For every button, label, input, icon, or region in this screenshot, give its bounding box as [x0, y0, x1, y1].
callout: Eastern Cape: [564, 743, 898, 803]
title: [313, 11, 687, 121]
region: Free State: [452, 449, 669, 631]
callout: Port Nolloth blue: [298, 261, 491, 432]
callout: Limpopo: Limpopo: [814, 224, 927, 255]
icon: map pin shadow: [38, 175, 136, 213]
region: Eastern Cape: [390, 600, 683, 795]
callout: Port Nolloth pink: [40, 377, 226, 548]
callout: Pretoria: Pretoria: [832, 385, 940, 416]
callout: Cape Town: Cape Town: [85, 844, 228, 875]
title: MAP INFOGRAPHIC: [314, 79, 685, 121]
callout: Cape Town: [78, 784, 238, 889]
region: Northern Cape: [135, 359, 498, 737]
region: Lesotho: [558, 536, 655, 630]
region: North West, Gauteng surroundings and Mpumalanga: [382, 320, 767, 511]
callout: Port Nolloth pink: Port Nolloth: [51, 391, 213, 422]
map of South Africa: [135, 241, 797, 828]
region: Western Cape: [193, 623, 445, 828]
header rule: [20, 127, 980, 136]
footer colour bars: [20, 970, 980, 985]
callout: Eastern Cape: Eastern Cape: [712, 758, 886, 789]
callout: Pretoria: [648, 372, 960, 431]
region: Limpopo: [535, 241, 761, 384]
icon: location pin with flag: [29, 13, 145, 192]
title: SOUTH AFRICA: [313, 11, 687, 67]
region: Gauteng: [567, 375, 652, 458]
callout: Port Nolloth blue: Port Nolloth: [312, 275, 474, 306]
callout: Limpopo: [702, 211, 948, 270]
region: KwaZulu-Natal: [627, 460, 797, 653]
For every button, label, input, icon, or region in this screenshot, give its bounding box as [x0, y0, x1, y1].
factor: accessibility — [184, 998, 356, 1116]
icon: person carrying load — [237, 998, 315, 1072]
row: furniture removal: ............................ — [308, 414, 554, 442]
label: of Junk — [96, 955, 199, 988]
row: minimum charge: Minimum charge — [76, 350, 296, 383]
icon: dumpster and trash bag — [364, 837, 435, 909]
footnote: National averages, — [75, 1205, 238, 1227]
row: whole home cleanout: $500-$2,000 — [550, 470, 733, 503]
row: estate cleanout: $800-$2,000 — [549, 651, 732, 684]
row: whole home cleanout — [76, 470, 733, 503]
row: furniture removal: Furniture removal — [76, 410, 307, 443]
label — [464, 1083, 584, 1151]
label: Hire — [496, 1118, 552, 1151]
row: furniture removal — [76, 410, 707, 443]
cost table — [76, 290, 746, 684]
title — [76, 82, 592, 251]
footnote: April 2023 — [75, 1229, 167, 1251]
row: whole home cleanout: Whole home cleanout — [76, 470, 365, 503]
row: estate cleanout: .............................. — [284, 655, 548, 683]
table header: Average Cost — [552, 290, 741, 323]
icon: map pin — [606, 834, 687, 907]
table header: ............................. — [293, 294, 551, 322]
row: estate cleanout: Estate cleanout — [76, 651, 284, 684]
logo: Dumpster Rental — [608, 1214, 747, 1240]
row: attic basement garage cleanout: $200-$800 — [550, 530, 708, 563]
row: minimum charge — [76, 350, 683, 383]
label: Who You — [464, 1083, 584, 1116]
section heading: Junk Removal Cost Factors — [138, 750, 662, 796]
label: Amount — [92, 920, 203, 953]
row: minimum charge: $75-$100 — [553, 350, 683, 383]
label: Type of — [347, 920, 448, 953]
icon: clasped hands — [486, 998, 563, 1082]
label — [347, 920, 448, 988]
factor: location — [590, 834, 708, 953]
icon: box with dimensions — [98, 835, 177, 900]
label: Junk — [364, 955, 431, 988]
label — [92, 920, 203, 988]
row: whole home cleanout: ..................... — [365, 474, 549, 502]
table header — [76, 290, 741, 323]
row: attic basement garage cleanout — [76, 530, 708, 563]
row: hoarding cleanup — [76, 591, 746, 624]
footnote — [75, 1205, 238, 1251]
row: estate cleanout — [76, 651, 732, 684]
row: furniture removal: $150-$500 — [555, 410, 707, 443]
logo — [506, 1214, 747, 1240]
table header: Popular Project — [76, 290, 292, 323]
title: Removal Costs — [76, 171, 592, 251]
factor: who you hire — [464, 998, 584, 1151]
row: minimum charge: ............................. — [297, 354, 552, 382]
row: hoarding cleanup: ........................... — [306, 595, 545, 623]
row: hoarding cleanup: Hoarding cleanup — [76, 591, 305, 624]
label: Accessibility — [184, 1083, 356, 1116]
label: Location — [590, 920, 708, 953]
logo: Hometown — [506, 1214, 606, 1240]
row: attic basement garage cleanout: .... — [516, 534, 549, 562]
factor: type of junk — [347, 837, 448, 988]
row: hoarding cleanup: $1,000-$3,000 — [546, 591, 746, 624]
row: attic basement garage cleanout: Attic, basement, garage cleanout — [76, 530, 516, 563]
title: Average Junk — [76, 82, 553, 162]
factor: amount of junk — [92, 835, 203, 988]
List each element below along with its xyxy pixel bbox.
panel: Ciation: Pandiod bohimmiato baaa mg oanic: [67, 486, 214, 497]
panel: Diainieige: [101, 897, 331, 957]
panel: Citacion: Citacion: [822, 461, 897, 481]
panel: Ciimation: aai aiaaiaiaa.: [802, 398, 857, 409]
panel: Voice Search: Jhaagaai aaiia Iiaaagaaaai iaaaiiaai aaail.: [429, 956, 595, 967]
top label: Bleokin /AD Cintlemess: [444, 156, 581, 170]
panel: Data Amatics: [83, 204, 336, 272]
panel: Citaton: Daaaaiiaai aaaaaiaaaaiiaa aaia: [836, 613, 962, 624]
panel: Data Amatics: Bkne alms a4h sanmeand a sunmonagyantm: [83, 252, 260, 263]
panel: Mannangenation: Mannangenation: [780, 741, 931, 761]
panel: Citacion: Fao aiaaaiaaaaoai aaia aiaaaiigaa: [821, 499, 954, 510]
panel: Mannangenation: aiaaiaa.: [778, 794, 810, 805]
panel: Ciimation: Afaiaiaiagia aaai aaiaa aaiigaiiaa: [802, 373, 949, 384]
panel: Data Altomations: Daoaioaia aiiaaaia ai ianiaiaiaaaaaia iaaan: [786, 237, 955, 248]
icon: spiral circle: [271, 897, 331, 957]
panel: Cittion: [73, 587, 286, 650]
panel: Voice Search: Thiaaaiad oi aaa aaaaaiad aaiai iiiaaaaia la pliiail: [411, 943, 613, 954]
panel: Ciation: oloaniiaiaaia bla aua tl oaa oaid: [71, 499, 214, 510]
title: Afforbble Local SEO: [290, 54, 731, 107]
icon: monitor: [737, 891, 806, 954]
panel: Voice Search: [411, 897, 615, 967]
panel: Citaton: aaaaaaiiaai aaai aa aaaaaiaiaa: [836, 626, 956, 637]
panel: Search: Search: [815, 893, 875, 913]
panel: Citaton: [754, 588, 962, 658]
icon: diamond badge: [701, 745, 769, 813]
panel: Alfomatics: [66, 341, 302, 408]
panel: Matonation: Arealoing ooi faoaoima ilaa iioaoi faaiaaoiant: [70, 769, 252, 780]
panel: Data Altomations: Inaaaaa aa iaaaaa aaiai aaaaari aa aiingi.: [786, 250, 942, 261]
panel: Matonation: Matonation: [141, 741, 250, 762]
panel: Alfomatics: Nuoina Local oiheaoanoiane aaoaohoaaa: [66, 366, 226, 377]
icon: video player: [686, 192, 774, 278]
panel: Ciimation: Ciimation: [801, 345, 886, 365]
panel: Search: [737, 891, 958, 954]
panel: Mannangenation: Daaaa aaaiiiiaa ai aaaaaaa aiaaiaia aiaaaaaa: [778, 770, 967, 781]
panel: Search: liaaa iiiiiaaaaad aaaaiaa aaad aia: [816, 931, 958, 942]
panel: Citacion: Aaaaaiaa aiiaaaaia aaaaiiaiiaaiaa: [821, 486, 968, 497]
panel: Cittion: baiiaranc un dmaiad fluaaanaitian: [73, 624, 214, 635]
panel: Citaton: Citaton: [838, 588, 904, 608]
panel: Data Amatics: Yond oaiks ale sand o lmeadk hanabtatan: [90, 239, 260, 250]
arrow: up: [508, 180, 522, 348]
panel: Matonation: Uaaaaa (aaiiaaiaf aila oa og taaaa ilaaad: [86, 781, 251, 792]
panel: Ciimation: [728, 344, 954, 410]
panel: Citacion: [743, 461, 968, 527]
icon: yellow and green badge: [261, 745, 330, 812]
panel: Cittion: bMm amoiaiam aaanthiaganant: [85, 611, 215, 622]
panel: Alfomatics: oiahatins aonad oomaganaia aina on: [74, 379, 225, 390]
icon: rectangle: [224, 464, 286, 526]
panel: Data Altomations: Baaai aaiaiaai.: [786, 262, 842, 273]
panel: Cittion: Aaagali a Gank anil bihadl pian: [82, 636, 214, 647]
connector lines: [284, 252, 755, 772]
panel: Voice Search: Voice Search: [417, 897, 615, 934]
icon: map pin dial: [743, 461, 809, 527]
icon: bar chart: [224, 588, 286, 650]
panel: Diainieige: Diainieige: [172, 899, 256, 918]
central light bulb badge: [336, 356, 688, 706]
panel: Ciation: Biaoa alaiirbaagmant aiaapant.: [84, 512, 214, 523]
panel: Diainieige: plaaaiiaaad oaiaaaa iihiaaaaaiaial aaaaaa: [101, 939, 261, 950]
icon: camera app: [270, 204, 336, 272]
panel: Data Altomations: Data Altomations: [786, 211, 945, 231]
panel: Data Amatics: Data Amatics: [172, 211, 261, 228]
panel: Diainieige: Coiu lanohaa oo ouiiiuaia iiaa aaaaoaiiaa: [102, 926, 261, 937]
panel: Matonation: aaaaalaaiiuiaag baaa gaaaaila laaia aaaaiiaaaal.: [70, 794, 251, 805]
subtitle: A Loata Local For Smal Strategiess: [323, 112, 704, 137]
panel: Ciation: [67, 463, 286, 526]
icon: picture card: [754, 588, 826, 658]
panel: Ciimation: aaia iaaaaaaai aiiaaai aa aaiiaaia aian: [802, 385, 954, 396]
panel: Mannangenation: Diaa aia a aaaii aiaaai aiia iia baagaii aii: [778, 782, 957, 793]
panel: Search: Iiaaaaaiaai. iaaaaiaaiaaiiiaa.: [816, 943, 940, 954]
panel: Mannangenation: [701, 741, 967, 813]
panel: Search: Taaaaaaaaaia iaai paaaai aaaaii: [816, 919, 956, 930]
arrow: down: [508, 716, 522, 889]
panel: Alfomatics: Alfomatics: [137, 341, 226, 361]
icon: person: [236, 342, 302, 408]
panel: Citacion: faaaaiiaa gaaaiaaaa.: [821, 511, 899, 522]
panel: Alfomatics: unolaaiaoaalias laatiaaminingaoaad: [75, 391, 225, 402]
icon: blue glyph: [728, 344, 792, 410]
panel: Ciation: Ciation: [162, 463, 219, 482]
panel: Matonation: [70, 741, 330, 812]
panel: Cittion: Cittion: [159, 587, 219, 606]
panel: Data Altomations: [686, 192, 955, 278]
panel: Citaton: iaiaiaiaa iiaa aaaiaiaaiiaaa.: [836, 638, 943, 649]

★ ★ ★ ★ ★ ★ ★

[과제 설명]
맨 처음 행부터 "title: MAP INFOGRAPHIC: [314, 79, 685, 121]"가 들어 있는 행까지, 양 끝을 포함한 행들을 "번호"와 "행" 두 열로 된 마크다운 표로 옮겨 적으세요. 빈 행은 넣지 마세요.

[과제 풀이]
| 번호 | 행 |
|---|---|
| 1 | For every button, label, input, icon, or region in this screenshot, give its bounding box as [x0, y0, x1, y1]. |
| 2 | callout: Eastern Cape: [564, 743, 898, 803] |
| 3 | title: [313, 11, 687, 121] |
| 4 | region: Free State: [452, 449, 669, 631] |
| 5 | callout: Port Nolloth blue: [298, 261, 491, 432] |
| 6 | callout: Limpopo: Limpopo: [814, 224, 927, 255] |
| 7 | icon: map pin shadow: [38, 175, 136, 213] |
| 8 | region: Eastern Cape: [390, 600, 683, 795] |
| 9 | callout: Port Nolloth pink: [40, 377, 226, 548] |
| 10 | callout: Pretoria: Pretoria: [832, 385, 940, 416] |
| 11 | callout: Cape Town: Cape Town: [85, 844, 228, 875] |
| 12 | title: MAP INFOGRAPHIC: [314, 79, 685, 121] |